- Records for this exercise
begin

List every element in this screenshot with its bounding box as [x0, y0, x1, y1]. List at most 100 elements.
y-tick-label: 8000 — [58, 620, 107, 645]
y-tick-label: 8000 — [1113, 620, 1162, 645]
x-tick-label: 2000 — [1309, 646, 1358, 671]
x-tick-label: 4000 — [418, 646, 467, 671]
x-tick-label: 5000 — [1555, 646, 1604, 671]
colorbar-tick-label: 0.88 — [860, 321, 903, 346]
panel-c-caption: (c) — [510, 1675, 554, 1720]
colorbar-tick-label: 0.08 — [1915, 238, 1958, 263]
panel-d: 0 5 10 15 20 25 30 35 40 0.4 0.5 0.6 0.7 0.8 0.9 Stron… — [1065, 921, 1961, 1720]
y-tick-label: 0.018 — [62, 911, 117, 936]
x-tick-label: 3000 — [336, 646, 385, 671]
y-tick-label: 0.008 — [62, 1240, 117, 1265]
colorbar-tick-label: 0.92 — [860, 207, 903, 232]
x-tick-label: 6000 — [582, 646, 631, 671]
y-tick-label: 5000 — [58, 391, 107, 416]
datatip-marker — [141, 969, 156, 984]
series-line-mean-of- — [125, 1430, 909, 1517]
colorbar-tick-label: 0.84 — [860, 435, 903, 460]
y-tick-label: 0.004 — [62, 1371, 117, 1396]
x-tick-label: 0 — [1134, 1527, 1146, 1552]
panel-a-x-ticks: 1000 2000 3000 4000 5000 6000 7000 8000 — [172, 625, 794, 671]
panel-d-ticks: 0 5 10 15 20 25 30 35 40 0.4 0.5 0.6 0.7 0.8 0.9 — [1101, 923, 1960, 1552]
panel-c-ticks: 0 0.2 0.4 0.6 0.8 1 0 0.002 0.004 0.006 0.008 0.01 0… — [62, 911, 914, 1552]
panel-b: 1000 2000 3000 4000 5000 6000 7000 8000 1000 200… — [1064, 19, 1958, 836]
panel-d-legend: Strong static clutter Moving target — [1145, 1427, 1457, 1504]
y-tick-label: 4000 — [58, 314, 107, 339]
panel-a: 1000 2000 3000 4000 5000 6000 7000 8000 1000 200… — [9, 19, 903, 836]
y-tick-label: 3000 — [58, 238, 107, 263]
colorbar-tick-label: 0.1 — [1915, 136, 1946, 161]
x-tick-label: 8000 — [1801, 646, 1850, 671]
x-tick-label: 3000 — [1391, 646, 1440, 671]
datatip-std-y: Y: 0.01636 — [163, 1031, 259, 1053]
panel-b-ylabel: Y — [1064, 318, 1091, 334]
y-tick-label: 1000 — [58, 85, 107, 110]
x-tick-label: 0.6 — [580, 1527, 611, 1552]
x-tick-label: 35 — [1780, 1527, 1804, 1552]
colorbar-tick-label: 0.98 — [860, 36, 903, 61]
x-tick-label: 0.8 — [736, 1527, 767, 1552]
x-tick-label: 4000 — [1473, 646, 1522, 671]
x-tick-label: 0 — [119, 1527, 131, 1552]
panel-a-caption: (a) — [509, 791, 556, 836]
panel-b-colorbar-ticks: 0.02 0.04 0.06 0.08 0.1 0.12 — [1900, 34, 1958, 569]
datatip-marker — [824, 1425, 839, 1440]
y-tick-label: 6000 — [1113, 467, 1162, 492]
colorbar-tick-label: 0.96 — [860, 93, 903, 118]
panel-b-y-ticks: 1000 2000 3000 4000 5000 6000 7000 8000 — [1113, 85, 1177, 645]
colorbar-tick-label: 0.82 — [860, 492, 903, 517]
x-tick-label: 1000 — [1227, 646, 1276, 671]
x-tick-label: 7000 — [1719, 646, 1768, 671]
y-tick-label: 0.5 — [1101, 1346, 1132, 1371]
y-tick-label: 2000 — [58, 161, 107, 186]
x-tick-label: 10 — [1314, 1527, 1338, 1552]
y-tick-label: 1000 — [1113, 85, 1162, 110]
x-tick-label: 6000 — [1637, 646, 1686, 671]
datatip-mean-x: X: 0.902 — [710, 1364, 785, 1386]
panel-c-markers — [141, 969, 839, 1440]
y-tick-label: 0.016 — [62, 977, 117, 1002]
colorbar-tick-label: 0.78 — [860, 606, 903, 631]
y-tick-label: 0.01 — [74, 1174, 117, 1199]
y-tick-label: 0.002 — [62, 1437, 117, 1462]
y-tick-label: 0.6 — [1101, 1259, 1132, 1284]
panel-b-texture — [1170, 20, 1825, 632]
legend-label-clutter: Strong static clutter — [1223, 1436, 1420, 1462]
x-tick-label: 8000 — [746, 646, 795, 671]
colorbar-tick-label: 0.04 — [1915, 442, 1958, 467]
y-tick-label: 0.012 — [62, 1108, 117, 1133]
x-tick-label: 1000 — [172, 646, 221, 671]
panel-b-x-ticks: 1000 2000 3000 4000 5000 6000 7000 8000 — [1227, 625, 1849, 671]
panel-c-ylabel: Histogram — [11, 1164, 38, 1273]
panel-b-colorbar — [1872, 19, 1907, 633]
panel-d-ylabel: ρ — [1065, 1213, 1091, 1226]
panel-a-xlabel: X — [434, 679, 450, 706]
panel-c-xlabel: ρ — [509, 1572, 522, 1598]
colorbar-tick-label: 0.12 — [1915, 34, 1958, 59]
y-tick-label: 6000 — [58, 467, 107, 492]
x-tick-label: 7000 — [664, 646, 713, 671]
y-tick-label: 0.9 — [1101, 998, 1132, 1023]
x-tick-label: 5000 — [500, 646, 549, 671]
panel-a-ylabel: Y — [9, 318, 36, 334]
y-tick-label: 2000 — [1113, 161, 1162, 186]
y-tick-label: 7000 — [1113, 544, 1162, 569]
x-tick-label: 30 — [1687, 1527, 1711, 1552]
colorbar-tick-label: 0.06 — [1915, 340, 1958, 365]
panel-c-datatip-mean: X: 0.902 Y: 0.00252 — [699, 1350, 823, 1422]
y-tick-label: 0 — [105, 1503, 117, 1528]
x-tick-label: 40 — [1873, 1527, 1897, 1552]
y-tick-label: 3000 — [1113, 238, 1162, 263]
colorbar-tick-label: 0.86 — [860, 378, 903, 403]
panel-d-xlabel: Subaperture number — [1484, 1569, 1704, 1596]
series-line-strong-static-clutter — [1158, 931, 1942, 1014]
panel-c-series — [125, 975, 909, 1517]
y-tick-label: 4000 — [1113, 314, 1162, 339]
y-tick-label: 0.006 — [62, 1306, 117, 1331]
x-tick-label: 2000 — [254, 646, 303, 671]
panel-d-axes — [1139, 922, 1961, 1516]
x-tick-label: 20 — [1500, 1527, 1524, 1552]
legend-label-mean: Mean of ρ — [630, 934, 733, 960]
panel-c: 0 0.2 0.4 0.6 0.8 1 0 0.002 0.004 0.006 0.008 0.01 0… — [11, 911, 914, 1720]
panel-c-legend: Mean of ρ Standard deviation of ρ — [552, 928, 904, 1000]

end

- Do this
Please set out every line of the listing above as a numbered list, omitting any blank lines.

- Output
1. List every element in this screenshot with its bounding box as [x0, y0, x1, y1]. List at most 100 elements.
2. y-tick-label: 8000 — [58, 620, 107, 645]
3. y-tick-label: 8000 — [1113, 620, 1162, 645]
4. x-tick-label: 2000 — [1309, 646, 1358, 671]
5. x-tick-label: 4000 — [418, 646, 467, 671]
6. x-tick-label: 5000 — [1555, 646, 1604, 671]
7. colorbar-tick-label: 0.88 — [860, 321, 903, 346]
8. panel-c-caption: (c) — [510, 1675, 554, 1720]
9. colorbar-tick-label: 0.08 — [1915, 238, 1958, 263]
10. panel-d: 0 5 10 15 20 25 30 35 40 0.4 0.5 0.6 0.7 0.8 0.9 Stron… — [1065, 921, 1961, 1720]
11. y-tick-label: 0.018 — [62, 911, 117, 936]
12. x-tick-label: 3000 — [336, 646, 385, 671]
13. y-tick-label: 0.008 — [62, 1240, 117, 1265]
14. colorbar-tick-label: 0.92 — [860, 207, 903, 232]
15. x-tick-label: 6000 — [582, 646, 631, 671]
16. y-tick-label: 5000 — [58, 391, 107, 416]
17. datatip-marker — [141, 969, 156, 984]
18. series-line-mean-of- — [125, 1430, 909, 1517]
19. colorbar-tick-label: 0.84 — [860, 435, 903, 460]
20. y-tick-label: 0.004 — [62, 1371, 117, 1396]
21. x-tick-label: 0 — [1134, 1527, 1146, 1552]
22. panel-a-x-ticks: 1000 2000 3000 4000 5000 6000 7000 8000 — [172, 625, 794, 671]
23. panel-d-ticks: 0 5 10 15 20 25 30 35 40 0.4 0.5 0.6 0.7 0.8 0.9 — [1101, 923, 1960, 1552]
24. panel-c-ticks: 0 0.2 0.4 0.6 0.8 1 0 0.002 0.004 0.006 0.008 0.01 0… — [62, 911, 914, 1552]
25. panel-b: 1000 2000 3000 4000 5000 6000 7000 8000 1000 200… — [1064, 19, 1958, 836]
26. panel-d-legend: Strong static clutter Moving target — [1145, 1427, 1457, 1504]
27. y-tick-label: 4000 — [58, 314, 107, 339]
28. panel-a: 1000 2000 3000 4000 5000 6000 7000 8000 1000 200… — [9, 19, 903, 836]
29. y-tick-label: 3000 — [58, 238, 107, 263]
30. colorbar-tick-label: 0.1 — [1915, 136, 1946, 161]
31. x-tick-label: 8000 — [1801, 646, 1850, 671]
32. x-tick-label: 3000 — [1391, 646, 1440, 671]
33. datatip-std-y: Y: 0.01636 — [163, 1031, 259, 1053]
34. panel-b-ylabel: Y — [1064, 318, 1091, 334]
35. y-tick-label: 1000 — [58, 85, 107, 110]
36. x-tick-label: 0.6 — [580, 1527, 611, 1552]
37. x-tick-label: 35 — [1780, 1527, 1804, 1552]
38. colorbar-tick-label: 0.98 — [860, 36, 903, 61]
39. x-tick-label: 0.8 — [736, 1527, 767, 1552]
40. x-tick-label: 4000 — [1473, 646, 1522, 671]
41. x-tick-label: 0 — [119, 1527, 131, 1552]
42. panel-a-caption: (a) — [509, 791, 556, 836]
43. panel-b-colorbar-ticks: 0.02 0.04 0.06 0.08 0.1 0.12 — [1900, 34, 1958, 569]
44. datatip-marker — [824, 1425, 839, 1440]
45. y-tick-label: 6000 — [1113, 467, 1162, 492]
46. colorbar-tick-label: 0.96 — [860, 93, 903, 118]
47. panel-b-y-ticks: 1000 2000 3000 4000 5000 6000 7000 8000 — [1113, 85, 1177, 645]
48. colorbar-tick-label: 0.82 — [860, 492, 903, 517]
49. x-tick-label: 1000 — [1227, 646, 1276, 671]
50. x-tick-label: 7000 — [1719, 646, 1768, 671]
51. y-tick-label: 0.5 — [1101, 1346, 1132, 1371]
52. y-tick-label: 2000 — [58, 161, 107, 186]
53. x-tick-label: 10 — [1314, 1527, 1338, 1552]
54. y-tick-label: 1000 — [1113, 85, 1162, 110]
55. x-tick-label: 6000 — [1637, 646, 1686, 671]
56. datatip-mean-x: X: 0.902 — [710, 1364, 785, 1386]
57. panel-c-markers — [141, 969, 839, 1440]
58. y-tick-label: 0.016 — [62, 977, 117, 1002]
59. colorbar-tick-label: 0.78 — [860, 606, 903, 631]
60. y-tick-label: 0.01 — [74, 1174, 117, 1199]
61. y-tick-label: 0.002 — [62, 1437, 117, 1462]
62. y-tick-label: 0.6 — [1101, 1259, 1132, 1284]
63. panel-b-texture — [1170, 20, 1825, 632]
64. legend-label-clutter: Strong static clutter — [1223, 1436, 1420, 1462]
65. x-tick-label: 8000 — [746, 646, 795, 671]
66. colorbar-tick-label: 0.04 — [1915, 442, 1958, 467]
67. y-tick-label: 0.012 — [62, 1108, 117, 1133]
68. x-tick-label: 1000 — [172, 646, 221, 671]
69. panel-b-x-ticks: 1000 2000 3000 4000 5000 6000 7000 8000 — [1227, 625, 1849, 671]
70. panel-c-ylabel: Histogram — [11, 1164, 38, 1273]
71. panel-b-colorbar — [1872, 19, 1907, 633]
72. panel-d-ylabel: ρ — [1065, 1213, 1091, 1226]
73. panel-a-xlabel: X — [434, 679, 450, 706]
74. panel-c-xlabel: ρ — [509, 1572, 522, 1598]
75. colorbar-tick-label: 0.12 — [1915, 34, 1958, 59]
76. y-tick-label: 6000 — [58, 467, 107, 492]
77. x-tick-label: 7000 — [664, 646, 713, 671]
78. y-tick-label: 0.9 — [1101, 998, 1132, 1023]
79. x-tick-label: 5000 — [500, 646, 549, 671]
80. panel-a-ylabel: Y — [9, 318, 36, 334]
81. y-tick-label: 2000 — [1113, 161, 1162, 186]
82. y-tick-label: 7000 — [1113, 544, 1162, 569]
83. x-tick-label: 30 — [1687, 1527, 1711, 1552]
84. colorbar-tick-label: 0.06 — [1915, 340, 1958, 365]
85. panel-c-datatip-mean: X: 0.902 Y: 0.00252 — [699, 1350, 823, 1422]
86. y-tick-label: 0 — [105, 1503, 117, 1528]
87. x-tick-label: 40 — [1873, 1527, 1897, 1552]
88. y-tick-label: 3000 — [1113, 238, 1162, 263]
89. colorbar-tick-label: 0.86 — [860, 378, 903, 403]
90. panel-d-xlabel: Subaperture number — [1484, 1569, 1704, 1596]
91. series-line-strong-static-clutter — [1158, 931, 1942, 1014]
92. panel-c-series — [125, 975, 909, 1517]
93. y-tick-label: 4000 — [1113, 314, 1162, 339]
94. y-tick-label: 0.006 — [62, 1306, 117, 1331]
95. x-tick-label: 2000 — [254, 646, 303, 671]
96. panel-d-axes — [1139, 922, 1961, 1516]
97. x-tick-label: 20 — [1500, 1527, 1524, 1552]
98. legend-label-mean: Mean of ρ — [630, 934, 733, 960]
99. panel-c: 0 0.2 0.4 0.6 0.8 1 0 0.002 0.004 0.006 0.008 0.01 0… — [11, 911, 914, 1720]
100. panel-c-legend: Mean of ρ Standard deviation of ρ — [552, 928, 904, 1000]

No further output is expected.